►

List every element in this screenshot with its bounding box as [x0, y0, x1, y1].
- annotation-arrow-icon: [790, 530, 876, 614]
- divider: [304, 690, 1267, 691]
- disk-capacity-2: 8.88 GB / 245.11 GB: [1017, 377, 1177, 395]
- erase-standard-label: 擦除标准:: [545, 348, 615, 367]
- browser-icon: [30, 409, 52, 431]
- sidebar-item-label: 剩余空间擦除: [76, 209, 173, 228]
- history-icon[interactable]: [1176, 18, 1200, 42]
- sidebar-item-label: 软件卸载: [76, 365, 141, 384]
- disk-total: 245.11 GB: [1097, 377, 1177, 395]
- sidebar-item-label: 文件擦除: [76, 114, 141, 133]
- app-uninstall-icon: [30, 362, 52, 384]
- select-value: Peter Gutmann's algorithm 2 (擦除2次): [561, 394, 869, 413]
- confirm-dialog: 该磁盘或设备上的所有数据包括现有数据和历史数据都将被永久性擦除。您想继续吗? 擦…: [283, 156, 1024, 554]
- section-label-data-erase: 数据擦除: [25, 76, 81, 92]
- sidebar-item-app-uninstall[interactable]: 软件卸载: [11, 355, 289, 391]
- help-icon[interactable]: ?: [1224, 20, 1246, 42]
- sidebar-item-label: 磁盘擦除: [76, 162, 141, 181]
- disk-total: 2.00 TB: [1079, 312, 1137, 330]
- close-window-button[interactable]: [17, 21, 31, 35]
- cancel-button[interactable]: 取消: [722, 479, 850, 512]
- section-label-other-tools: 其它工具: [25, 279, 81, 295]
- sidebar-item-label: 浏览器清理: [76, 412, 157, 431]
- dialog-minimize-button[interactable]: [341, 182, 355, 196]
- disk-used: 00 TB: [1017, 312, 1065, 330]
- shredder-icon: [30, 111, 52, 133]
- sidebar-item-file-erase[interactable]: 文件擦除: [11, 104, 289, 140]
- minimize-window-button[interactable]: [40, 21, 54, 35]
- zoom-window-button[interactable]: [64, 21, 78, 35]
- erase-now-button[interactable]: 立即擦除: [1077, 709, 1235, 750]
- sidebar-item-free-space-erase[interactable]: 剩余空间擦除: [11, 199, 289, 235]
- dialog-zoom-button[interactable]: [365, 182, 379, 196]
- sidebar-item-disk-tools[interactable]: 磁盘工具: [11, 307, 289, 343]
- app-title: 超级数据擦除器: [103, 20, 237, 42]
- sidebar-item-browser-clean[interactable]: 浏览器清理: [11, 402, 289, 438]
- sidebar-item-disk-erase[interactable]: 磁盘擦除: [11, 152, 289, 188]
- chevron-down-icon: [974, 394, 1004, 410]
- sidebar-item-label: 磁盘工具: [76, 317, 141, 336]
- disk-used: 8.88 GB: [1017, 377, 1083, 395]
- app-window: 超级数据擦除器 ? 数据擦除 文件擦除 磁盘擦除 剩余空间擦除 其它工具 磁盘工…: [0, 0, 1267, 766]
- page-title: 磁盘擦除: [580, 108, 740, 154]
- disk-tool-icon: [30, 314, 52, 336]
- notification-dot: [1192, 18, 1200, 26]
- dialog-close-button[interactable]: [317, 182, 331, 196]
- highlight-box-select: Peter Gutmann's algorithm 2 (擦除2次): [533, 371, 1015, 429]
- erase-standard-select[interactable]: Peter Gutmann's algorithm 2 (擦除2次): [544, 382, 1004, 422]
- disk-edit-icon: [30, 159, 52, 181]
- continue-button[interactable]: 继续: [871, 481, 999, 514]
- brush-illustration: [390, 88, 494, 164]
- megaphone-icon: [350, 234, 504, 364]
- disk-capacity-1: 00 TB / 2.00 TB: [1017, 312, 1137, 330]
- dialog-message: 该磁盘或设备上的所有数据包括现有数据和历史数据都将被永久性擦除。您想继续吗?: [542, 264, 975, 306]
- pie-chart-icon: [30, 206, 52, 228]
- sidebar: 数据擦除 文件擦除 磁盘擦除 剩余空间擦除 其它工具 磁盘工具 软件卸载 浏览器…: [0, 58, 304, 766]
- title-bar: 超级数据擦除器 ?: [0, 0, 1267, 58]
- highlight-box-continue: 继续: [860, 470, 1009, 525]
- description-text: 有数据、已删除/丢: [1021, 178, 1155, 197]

◄

■ DIRECTION:
Put every line of the items above into one numbered list, leaving out any blank lines.

■ THE OUTPUT:
1. List every element in this screenshot with its bounding box as [x0, y0, x1, y1].
2. - annotation-arrow-icon: [790, 530, 876, 614]
3. - divider: [304, 690, 1267, 691]
4. - disk-capacity-2: 8.88 GB / 245.11 GB: [1017, 377, 1177, 395]
5. - erase-standard-label: 擦除标准:: [545, 348, 615, 367]
6. - browser-icon: [30, 409, 52, 431]
7. - sidebar-item-label: 剩余空间擦除: [76, 209, 173, 228]
8. - history-icon[interactable]: [1176, 18, 1200, 42]
9. - sidebar-item-label: 软件卸载: [76, 365, 141, 384]
10. - disk-total: 245.11 GB: [1097, 377, 1177, 395]
11. - sidebar-item-label: 文件擦除: [76, 114, 141, 133]
12. - app-uninstall-icon: [30, 362, 52, 384]
13. - select-value: Peter Gutmann's algorithm 2 (擦除2次): [561, 394, 869, 413]
14. - confirm-dialog: 该磁盘或设备上的所有数据包括现有数据和历史数据都将被永久性擦除。您想继续吗? 擦…: [283, 156, 1024, 554]
15. - section-label-data-erase: 数据擦除: [25, 76, 81, 92]
16. - sidebar-item-app-uninstall[interactable]: 软件卸载: [11, 355, 289, 391]
17. - help-icon[interactable]: ?: [1224, 20, 1246, 42]
18. - sidebar-item-label: 磁盘擦除: [76, 162, 141, 181]
19. - disk-total: 2.00 TB: [1079, 312, 1137, 330]
20. - close-window-button[interactable]: [17, 21, 31, 35]
21. - cancel-button[interactable]: 取消: [722, 479, 850, 512]
22. - section-label-other-tools: 其它工具: [25, 279, 81, 295]
23. - sidebar-item-label: 浏览器清理: [76, 412, 157, 431]
24. - dialog-minimize-button[interactable]: [341, 182, 355, 196]
25. - disk-used: 00 TB: [1017, 312, 1065, 330]
26. - shredder-icon: [30, 111, 52, 133]
27. - sidebar-item-file-erase[interactable]: 文件擦除: [11, 104, 289, 140]
28. - minimize-window-button[interactable]: [40, 21, 54, 35]
29. - zoom-window-button[interactable]: [64, 21, 78, 35]
30. - erase-now-button[interactable]: 立即擦除: [1077, 709, 1235, 750]
31. - sidebar-item-free-space-erase[interactable]: 剩余空间擦除: [11, 199, 289, 235]
32. - dialog-zoom-button[interactable]: [365, 182, 379, 196]
33. - sidebar-item-disk-tools[interactable]: 磁盘工具: [11, 307, 289, 343]
34. - app-title: 超级数据擦除器: [103, 20, 237, 42]
35. - sidebar-item-browser-clean[interactable]: 浏览器清理: [11, 402, 289, 438]
36. - sidebar-item-disk-erase[interactable]: 磁盘擦除: [11, 152, 289, 188]
37. - chevron-down-icon: [974, 394, 1004, 410]
38. - sidebar-item-label: 磁盘工具: [76, 317, 141, 336]
39. - disk-used: 8.88 GB: [1017, 377, 1083, 395]
40. - app-window: 超级数据擦除器 ? 数据擦除 文件擦除 磁盘擦除 剩余空间擦除 其它工具 磁盘工…: [0, 0, 1267, 766]
41. - page-title: 磁盘擦除: [580, 108, 740, 154]
42. - disk-tool-icon: [30, 314, 52, 336]
43. - notification-dot: [1192, 18, 1200, 26]
44. - dialog-close-button[interactable]: [317, 182, 331, 196]
45. - highlight-box-select: Peter Gutmann's algorithm 2 (擦除2次): [533, 371, 1015, 429]
46. - erase-standard-select[interactable]: Peter Gutmann's algorithm 2 (擦除2次): [544, 382, 1004, 422]
47. - disk-edit-icon: [30, 159, 52, 181]
48. - continue-button[interactable]: 继续: [871, 481, 999, 514]
49. - brush-illustration: [390, 88, 494, 164]
50. - megaphone-icon: [350, 234, 504, 364]
51. - disk-capacity-1: 00 TB / 2.00 TB: [1017, 312, 1137, 330]
52. - dialog-message: 该磁盘或设备上的所有数据包括现有数据和历史数据都将被永久性擦除。您想继续吗?: [542, 264, 975, 306]
53. - pie-chart-icon: [30, 206, 52, 228]
54. - sidebar: 数据擦除 文件擦除 磁盘擦除 剩余空间擦除 其它工具 磁盘工具 软件卸载 浏览器…: [0, 58, 304, 766]
55. - title-bar: 超级数据擦除器 ?: [0, 0, 1267, 58]
56. - highlight-box-continue: 继续: [860, 470, 1009, 525]
57. - description-text: 有数据、已删除/丢: [1021, 178, 1155, 197]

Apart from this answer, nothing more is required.